Dataset listings of figures:
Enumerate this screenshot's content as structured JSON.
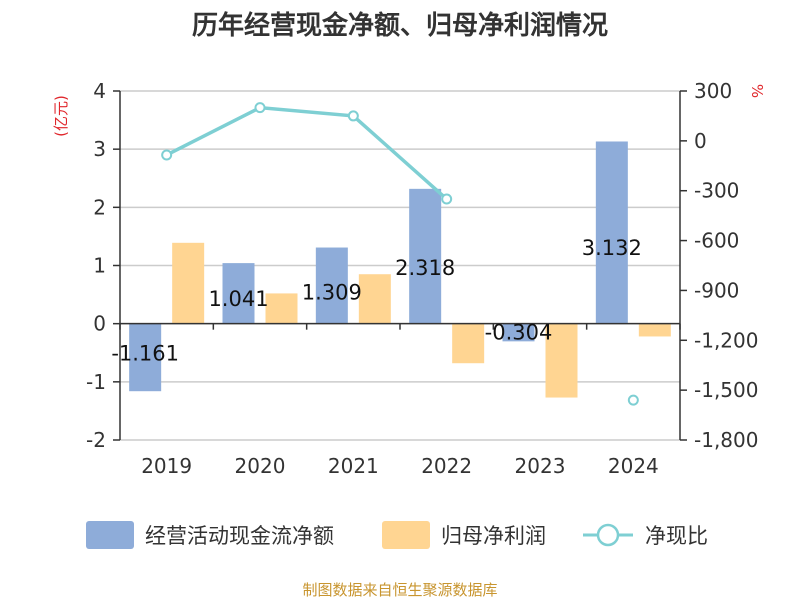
{
  "colors": {
    "bar_cash": "#8eacd9",
    "bar_profit": "#ffd592",
    "line_ratio": "#7ecfd3",
    "axis": "#333333",
    "grid": "#cccccc",
    "unit": "#e0262b",
    "source": "#c8952f"
  },
  "chart_data": {
    "type": "bar",
    "title": "历年经营现金净额、归母净利润情况",
    "categories": [
      "2019",
      "2020",
      "2021",
      "2022",
      "2023",
      "2024"
    ],
    "left_axis": {
      "label": "(亿元)",
      "ylim": [
        -2,
        4
      ],
      "ticks": [
        "4",
        "3",
        "2",
        "1",
        "0",
        "-1",
        "-2"
      ],
      "tick_values": [
        4,
        3,
        2,
        1,
        0,
        -1,
        -2
      ]
    },
    "right_axis": {
      "label": "%",
      "ylim": [
        -1800,
        300
      ],
      "ticks": [
        "300",
        "0",
        "-300",
        "-600",
        "-900",
        "-1,200",
        "-1,500",
        "-1,800"
      ],
      "tick_values": [
        300,
        0,
        -300,
        -600,
        -900,
        -1200,
        -1500,
        -1800
      ]
    },
    "grid": true,
    "legend_position": "bottom",
    "series": [
      {
        "name": "经营活动现金流净额",
        "type": "bar",
        "axis": "left",
        "values": [
          -1.161,
          1.041,
          1.309,
          2.318,
          -0.304,
          3.132
        ],
        "labels": [
          "-1.161",
          "1.041",
          "1.309",
          "2.318",
          "-0.304",
          "3.132"
        ]
      },
      {
        "name": "归母净利润",
        "type": "bar",
        "axis": "left",
        "values": [
          1.39,
          0.52,
          0.85,
          -0.68,
          -1.27,
          -0.22
        ]
      },
      {
        "name": "净现比",
        "type": "line",
        "axis": "right",
        "values": [
          -85,
          200,
          150,
          -350,
          null,
          -1560
        ]
      }
    ]
  },
  "source_text": "制图数据来自恒生聚源数据库"
}
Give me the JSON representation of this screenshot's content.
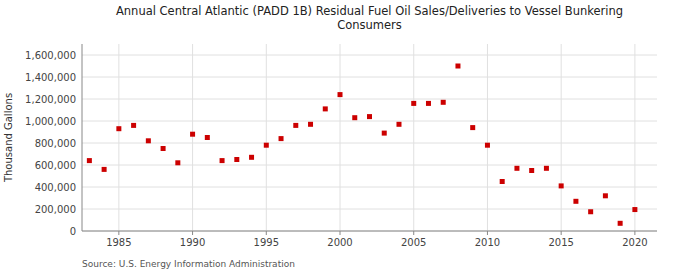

PROBLEM TO WORK ON: Check each line of the entries above, and show every one holding the word "JSON".

SOLUTION TO THIS EXERCISE:
Enumerate this screenshot's content as structured JSON.
Give me the JSON representation of this screenshot's content.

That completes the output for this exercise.